**Desafios:**
**A.** As afirmações a seguir concordam com o texto sobre Terri Aquino? (i) Terri Aquino escreveu sua tese de mestrado sobre os índios Kaxinauás. (ii) A tese foi apresentada na Universidade de São Paulo. (iii) Terri foi esmurrado na rua em Rio Branco. Responda sim ou não a cada uma e cite literalmente as palavras do texto que decidem a resposta.
**B.** Leve adiante o texto sobre Terri Aquino, começando logo após a frase final "Mas ele venceu".

**Trecho do documento:**

O melhor é que a boa escolha prossegue nos cargos menos cobiçados, porém, tanto quanto fundamentais. Não fosse assim, como nomeariam Terri Valle de Aquino para o Departamento de Identificação e Demarcação das Terras Indígenas, da Fundação Nacional do Índio (Funai)? Nenhuma nomeação do governo Lula me alegrou tanto. Mas o País, por acaso, sabe quem é esse cabra?

Provavelmente, não. Porque o antropólogo acreano Terri Aquino ou Txai (amigo, irmão) para os índios, desde o momento (1975) em que se embrenhou nas matas do Jordão para escrever sua tese de mestrado sobre os índios Kaxinauás, apresentada na Universidade de Brasília, primou pelo anonimato. Nascido em Seringal, pequeno de estatura (pouco mais de 1,60m) e hoje cinqüentão, ele é para os índios acreanos o que o general Rondon, os sertanistas Vilas-Boas e o antropólogo Darcy Ribeiro, entre outros, representaram ou representam para os índios do Brasil.

Identificação e Demarcação de áreas indígenas é com ele mesmo. Ao trabalhar a tese de mestrado (75/76), Terri descobriu que os Kaxinauás viviam ameaçados pelos seringalistas da região do alto Tarauacá. Deixou de lado, então, a carteirinha de antropólogo e virou ameaçado também. Era comum vê-lo na cidade de Tarauacá e em Rio Branco acompanhado de um grupo de índios que lutavam por direito à terra e para serem respeitados como etnia. O velho cacique Alfredo Sueiro parecia sua sombra subindo e descendo as escadas do poder exigindo providências.

Como isso não bastasse, Terri criou com outras pessoas a Comissão Pró-Índio do Acre e passou a escrever denúncias pelos jornais. Mas tarde, as denúncias viraram reportagens, ensaios e propostas sob o título “Papo de Índio”. As terras Kaxinauá foram delimitadas e demarcadas pelos próprios índios com o Txai à frente. Não foi nada fácil enfrentar a fúria e as intrigas dos seringalistas. Terri chegou a ser esmurrado na rua, em Cruzeiro do Sul, por um preposto do ex-governador e seringalista Orleir Camely. Em outra ocasião, foi caçado por policiais civis e federais sob a acusação de promover guerrilha no Jordão. Inventaram de tudo para minar sua liderança e sua força. Mas ele venceu.

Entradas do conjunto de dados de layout
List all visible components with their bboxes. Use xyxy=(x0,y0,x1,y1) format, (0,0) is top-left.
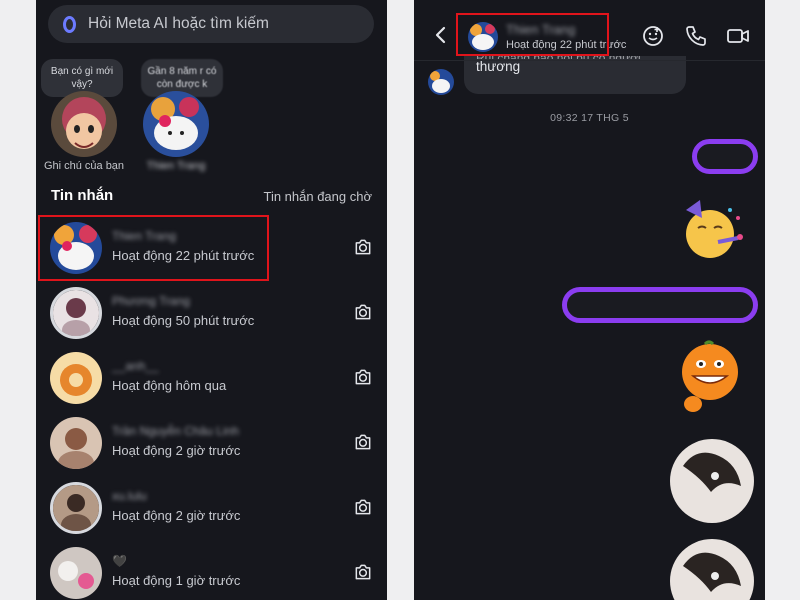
chat-status: Hoạt động 2 giờ trước xyxy=(112,508,241,523)
phone-icon[interactable] xyxy=(684,24,708,48)
party-emoji-sticker xyxy=(686,200,743,258)
cat-sticker xyxy=(670,539,754,600)
sender-avatar[interactable] xyxy=(428,69,454,95)
conversation-header: Thien Trang Hoạt động 22 phút trước xyxy=(414,0,765,56)
chat-name: 🖤 xyxy=(112,554,127,568)
meta-ai-icon xyxy=(63,15,76,33)
chat-status: Hoạt động 50 phút trước xyxy=(112,313,255,328)
camera-icon[interactable] xyxy=(353,237,373,257)
camera-icon[interactable] xyxy=(353,302,373,322)
own-note-label: Ghi chú của bạn xyxy=(43,160,125,172)
redacted-message xyxy=(692,139,758,174)
chat-status: Hoạt động 1 giờ trước xyxy=(112,573,241,588)
friend-note-label: Thien Trang xyxy=(146,160,206,172)
message-timestamp: 09:32 17 THG 5 xyxy=(550,112,629,124)
chat-name: xu.lulu xyxy=(112,489,147,503)
chat-name: __anh__ xyxy=(112,359,159,373)
highlight-box xyxy=(456,13,609,56)
camera-icon[interactable] xyxy=(353,562,373,582)
video-call-icon[interactable] xyxy=(726,24,750,48)
incoming-message-line2: thương xyxy=(476,59,521,74)
stickers-icon[interactable] xyxy=(641,24,665,48)
cat-sticker xyxy=(670,439,754,523)
chat-avatar xyxy=(50,417,102,469)
chat-status: Hoạt động 2 giờ trước xyxy=(112,443,241,458)
chat-row[interactable]: __anh__ Hoạt động hôm qua xyxy=(36,345,387,409)
highlight-box xyxy=(38,215,269,281)
chat-row[interactable]: Trần Nguyễn Châu Linh Hoạt động 2 giờ tr… xyxy=(36,410,387,474)
header-divider xyxy=(414,60,765,61)
chat-row[interactable]: Phương Trang Hoạt động 50 phút trước xyxy=(36,280,387,344)
chat-list-screen: Hỏi Meta AI hoặc tìm kiếm Bạn có gì mới … xyxy=(36,0,387,600)
incoming-message: Rủi chẳng nào nói bù cỏ người thương xyxy=(464,50,686,94)
chat-avatar xyxy=(50,352,102,404)
camera-icon[interactable] xyxy=(353,497,373,517)
camera-icon[interactable] xyxy=(353,432,373,452)
search-bar[interactable]: Hỏi Meta AI hoặc tìm kiếm xyxy=(48,5,374,43)
own-avatar[interactable] xyxy=(51,91,117,157)
chat-avatar xyxy=(50,287,102,339)
orange-sticker xyxy=(682,340,738,412)
messages-title: Tin nhắn xyxy=(51,187,114,204)
chat-status: Hoạt động hôm qua xyxy=(112,378,227,393)
conversation-screen: Rủi chẳng nào nói bù cỏ người thương Thi… xyxy=(414,0,765,600)
chat-avatar xyxy=(50,547,102,599)
chat-name: Phương Trang xyxy=(112,294,190,308)
chat-row[interactable]: 🖤 Hoạt động 1 giờ trước xyxy=(36,540,387,600)
pending-messages-link[interactable]: Tin nhắn đang chờ xyxy=(263,189,372,204)
chat-avatar xyxy=(50,482,102,534)
redacted-message xyxy=(562,287,758,323)
chat-row[interactable]: xu.lulu Hoạt động 2 giờ trước xyxy=(36,475,387,539)
friend-avatar[interactable] xyxy=(143,91,209,157)
chat-name: Trần Nguyễn Châu Linh xyxy=(112,424,239,438)
camera-icon[interactable] xyxy=(353,367,373,387)
search-input[interactable]: Hỏi Meta AI hoặc tìm kiếm xyxy=(88,15,269,33)
back-arrow-icon[interactable] xyxy=(434,26,446,44)
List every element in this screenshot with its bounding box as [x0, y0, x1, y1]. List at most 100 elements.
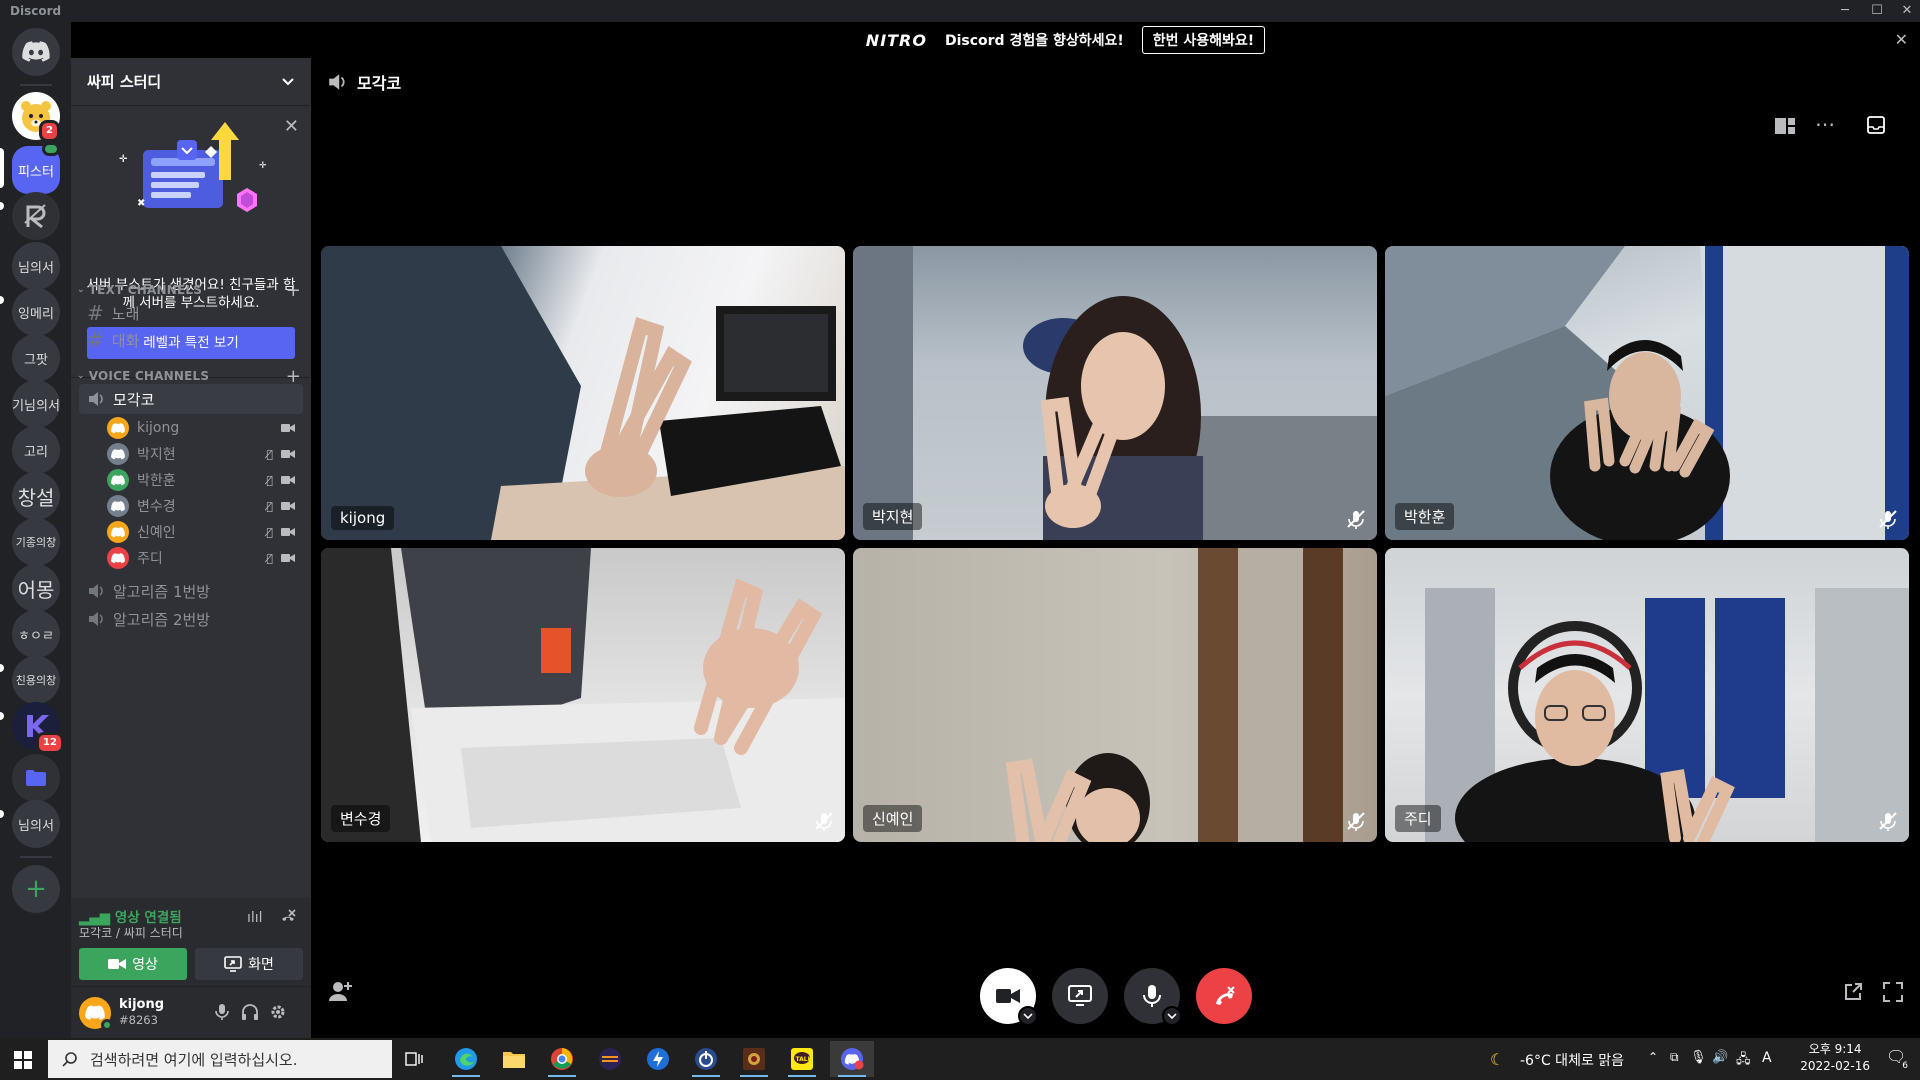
- headphones-icon[interactable]: [241, 1003, 259, 1021]
- server-item[interactable]: 님의서: [12, 242, 60, 290]
- server-label: 그팟: [24, 352, 48, 368]
- rail-divider: [20, 84, 52, 86]
- clock[interactable]: 오후 9:14 2022-02-16: [1800, 1041, 1870, 1075]
- voice-channel-item-active[interactable]: 모각코: [79, 384, 303, 414]
- voice-channels-category[interactable]: ⌄ VOICE CHANNELS +: [77, 366, 305, 387]
- network-icon[interactable]: 🖧: [1736, 1050, 1751, 1072]
- screen-share-button[interactable]: [1052, 968, 1108, 1024]
- chevron-down-icon[interactable]: [1018, 1006, 1038, 1026]
- close-window-button[interactable]: ✕: [1892, 2, 1920, 20]
- server-item[interactable]: 그팟: [12, 334, 60, 382]
- weather-moon-icon[interactable]: ☾: [1490, 1050, 1504, 1069]
- server-r-logo[interactable]: [12, 192, 60, 240]
- taskbar-kakaotalk[interactable]: TALK: [780, 1041, 824, 1077]
- server-label: 기님의서: [12, 398, 60, 414]
- windows-start-icon[interactable]: [14, 1051, 32, 1069]
- avatar: [107, 469, 129, 491]
- camera-toggle-button[interactable]: [980, 968, 1038, 1026]
- noise-suppression-icon[interactable]: ılıl: [247, 910, 263, 926]
- active-server-pill: [0, 148, 4, 188]
- grid-layout-icon[interactable]: [1775, 118, 1795, 134]
- minimize-button[interactable]: ─: [1830, 2, 1860, 20]
- voice-user-item[interactable]: 신예인 🎙̸: [107, 519, 303, 545]
- server-item[interactable]: 창설: [12, 472, 60, 520]
- nitro-banner: NITRO Discord 경험을 향상하세요! 한번 사용해봐요! ✕: [71, 22, 1920, 58]
- voice-channel-item[interactable]: 알고리즘 2번방: [79, 604, 303, 634]
- nitro-try-button[interactable]: 한번 사용해봐요!: [1141, 26, 1266, 54]
- gear-icon[interactable]: [269, 1003, 287, 1021]
- popout-icon[interactable]: [1843, 982, 1863, 1002]
- server-item[interactable]: 님의서: [12, 800, 60, 848]
- server-item[interactable]: 잉메리: [12, 288, 60, 336]
- taskbar-file-explorer[interactable]: [492, 1041, 536, 1077]
- microphone-icon[interactable]: [215, 1003, 229, 1021]
- weather-text[interactable]: -6°C 대체로 맑음: [1520, 1050, 1624, 1070]
- voice-user-item[interactable]: 변수경 🎙̸: [107, 493, 303, 519]
- server-item[interactable]: 친용의창: [12, 656, 60, 704]
- server-folder[interactable]: [12, 754, 60, 802]
- notification-center-button[interactable]: 🗨 6: [1886, 1047, 1910, 1071]
- text-channel-item[interactable]: # 대화: [79, 325, 303, 355]
- tray-app-icon[interactable]: ⧉: [1670, 1050, 1679, 1065]
- discord-home-button[interactable]: [12, 28, 60, 76]
- taskbar-app[interactable]: [684, 1041, 728, 1077]
- voice-channel-item[interactable]: 알고리즘 1번방: [79, 576, 303, 606]
- add-server-button[interactable]: +: [12, 865, 60, 913]
- avatar: [107, 547, 129, 569]
- add-person-icon[interactable]: [329, 980, 353, 1002]
- channel-label: 노래: [111, 304, 140, 323]
- taskbar-app[interactable]: [636, 1041, 680, 1077]
- folder-icon: [26, 770, 46, 786]
- text-channel-item[interactable]: # 노래: [79, 298, 303, 328]
- tray-expand-icon[interactable]: ⌃: [1648, 1050, 1658, 1064]
- server-label: 잉메리: [18, 306, 54, 322]
- voice-user-item[interactable]: 박한훈 🎙̸: [107, 467, 303, 493]
- close-icon[interactable]: ✕: [284, 116, 299, 137]
- participant-name-label: 박한훈: [1395, 503, 1455, 530]
- chevron-down-icon[interactable]: [1162, 1006, 1182, 1026]
- task-view-button[interactable]: [392, 1041, 436, 1077]
- video-tile[interactable]: 박한훈: [1385, 246, 1909, 540]
- guild-header[interactable]: 싸피 스터디: [71, 58, 311, 106]
- ime-indicator[interactable]: A: [1762, 1050, 1772, 1066]
- voice-user-item[interactable]: 박지현 🎙̸: [107, 441, 303, 467]
- video-toggle-button[interactable]: 영상: [79, 948, 187, 980]
- video-camera-icon: [281, 476, 295, 484]
- taskbar-discord[interactable]: [830, 1041, 874, 1077]
- taskbar-game[interactable]: [732, 1041, 776, 1077]
- text-channels-category[interactable]: ⌄ TEXT CHANNELS +: [77, 280, 305, 301]
- screen-share-button[interactable]: 화면: [195, 948, 303, 980]
- video-live-indicator: [42, 142, 60, 156]
- video-tile[interactable]: kijong: [321, 246, 845, 540]
- taskbar-chrome[interactable]: [540, 1041, 584, 1077]
- voice-user-item[interactable]: 주디 🎙̸: [107, 545, 303, 571]
- taskbar-eclipse[interactable]: [588, 1041, 632, 1077]
- server-item[interactable]: 기종의창: [12, 518, 60, 566]
- video-tile[interactable]: 박지현: [853, 246, 1377, 540]
- more-options-icon[interactable]: ⋯: [1815, 112, 1835, 136]
- volume-icon[interactable]: 🔊: [1712, 1050, 1728, 1065]
- microphone-toggle-button[interactable]: [1124, 968, 1182, 1026]
- server-item[interactable]: 고리: [12, 426, 60, 474]
- server-item[interactable]: ㅎㅇㄹ: [12, 610, 60, 658]
- avatar: [107, 443, 129, 465]
- video-tile[interactable]: 변수경: [321, 548, 845, 842]
- inbox-icon[interactable]: [1867, 116, 1885, 134]
- close-icon[interactable]: ✕: [1895, 30, 1908, 49]
- voice-user-item[interactable]: kijong: [107, 415, 303, 441]
- microphone-icon[interactable]: 🎙: [1690, 1050, 1707, 1065]
- maximize-button[interactable]: ☐: [1862, 2, 1892, 20]
- server-label: 기종의창: [15, 536, 57, 549]
- server-item[interactable]: 어몽: [12, 564, 60, 612]
- leave-call-button[interactable]: [1196, 968, 1252, 1024]
- taskbar-edge[interactable]: [444, 1041, 488, 1077]
- server-item[interactable]: 기님의서: [12, 380, 60, 428]
- taskbar-search-input[interactable]: 검색하려면 여기에 입력하십시오.: [48, 1040, 392, 1078]
- video-tile[interactable]: 신예인: [853, 548, 1377, 842]
- video-tile[interactable]: 주디: [1385, 548, 1909, 842]
- unread-pill: [0, 296, 4, 304]
- disconnect-icon[interactable]: [279, 908, 297, 926]
- fullscreen-icon[interactable]: [1883, 982, 1903, 1002]
- connection-location[interactable]: 모각코 / 싸피 스터디: [79, 924, 183, 941]
- avatar: [107, 495, 129, 517]
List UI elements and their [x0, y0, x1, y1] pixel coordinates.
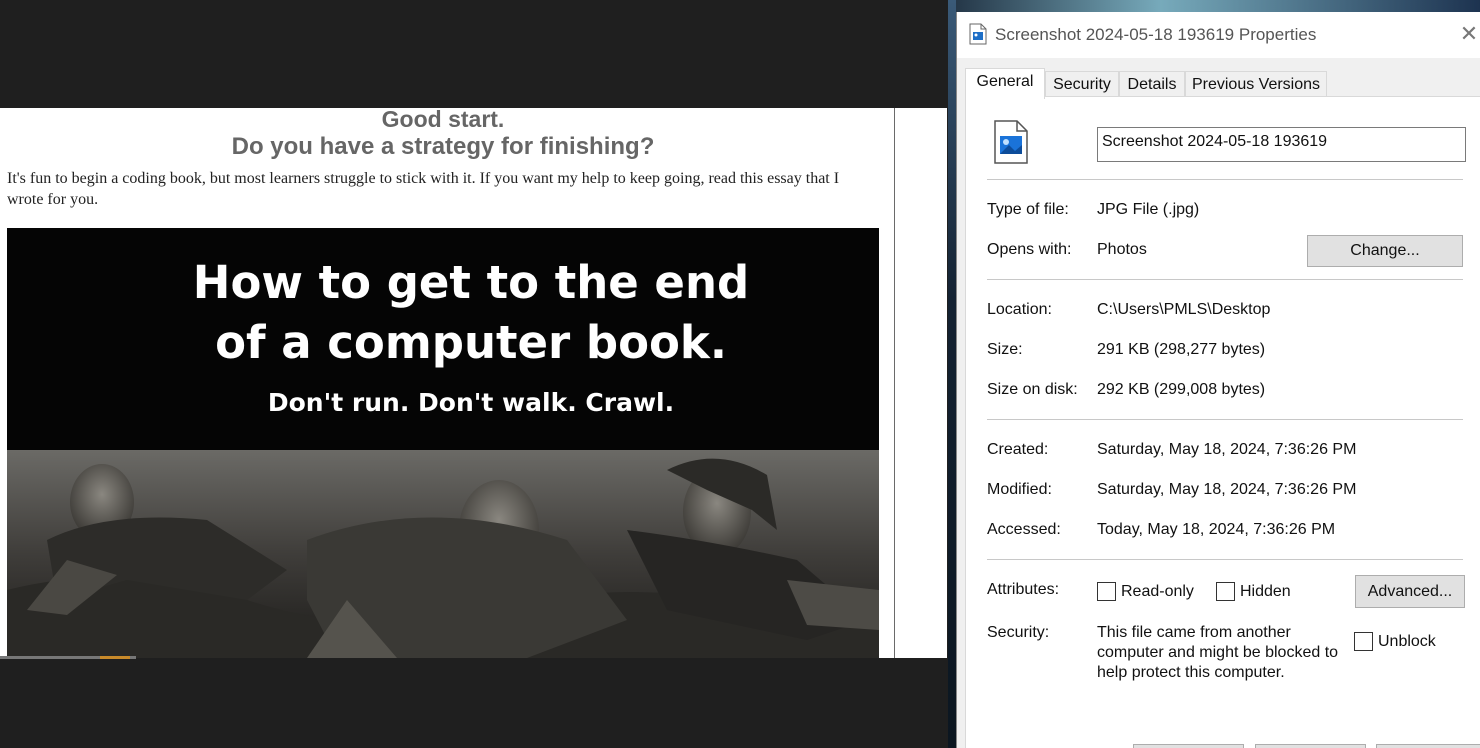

**Respostas por tarefa:**
**A.**
(i) Sim: "se embrenhou nas matas do Jordão para escrever sua tese de mestrado sobre os índios Kaxinauás"
(ii) Não: "apresentada na Universidade de Brasília"
(iii) Não: "Terri chegou a ser esmurrado na rua, em Cruzeiro do Sul"

**B.**
Dinheiro e pompa? O Txai se lixava pra isso. Até a correspondência, oficial ou não, que enviavam para ele ia parar em endereços amigos. Eu mesmo guardei cartas e convites de instituições internacionais que queriam conhece-lo. Também atendi a telefonemas tendo que dar resposta vaga: “Terri anda pelos matos. Deve aparecer daqui a um mês”. Quando aparecia, agitava os meios indigenistas e universitários e aquecia o noticiário da imprensa. O ex-reitor Aulio Gélio, da UFAC, no final dos anos setenta teve que engolir Terri pressionado pela sociedade acreana. O antropólogo montou um belo acervo de artesanato indígena na Universidade, que a instituição não soube preservar.

De lá para cá, muita coisa mudou na vida dos índios do Acre, cerca de 10 mil indivíduos representando 12 etnias que finalmente foram reconhecidas e respeitadas pela população e os poderes constituídos. É claro que em tudo teve um dedo do Txai. Mas o antropólogo não se envaideceu: continua irreverente, corajoso e despojado, mas humilde amando o Acre e sua gente como poucos conseguem.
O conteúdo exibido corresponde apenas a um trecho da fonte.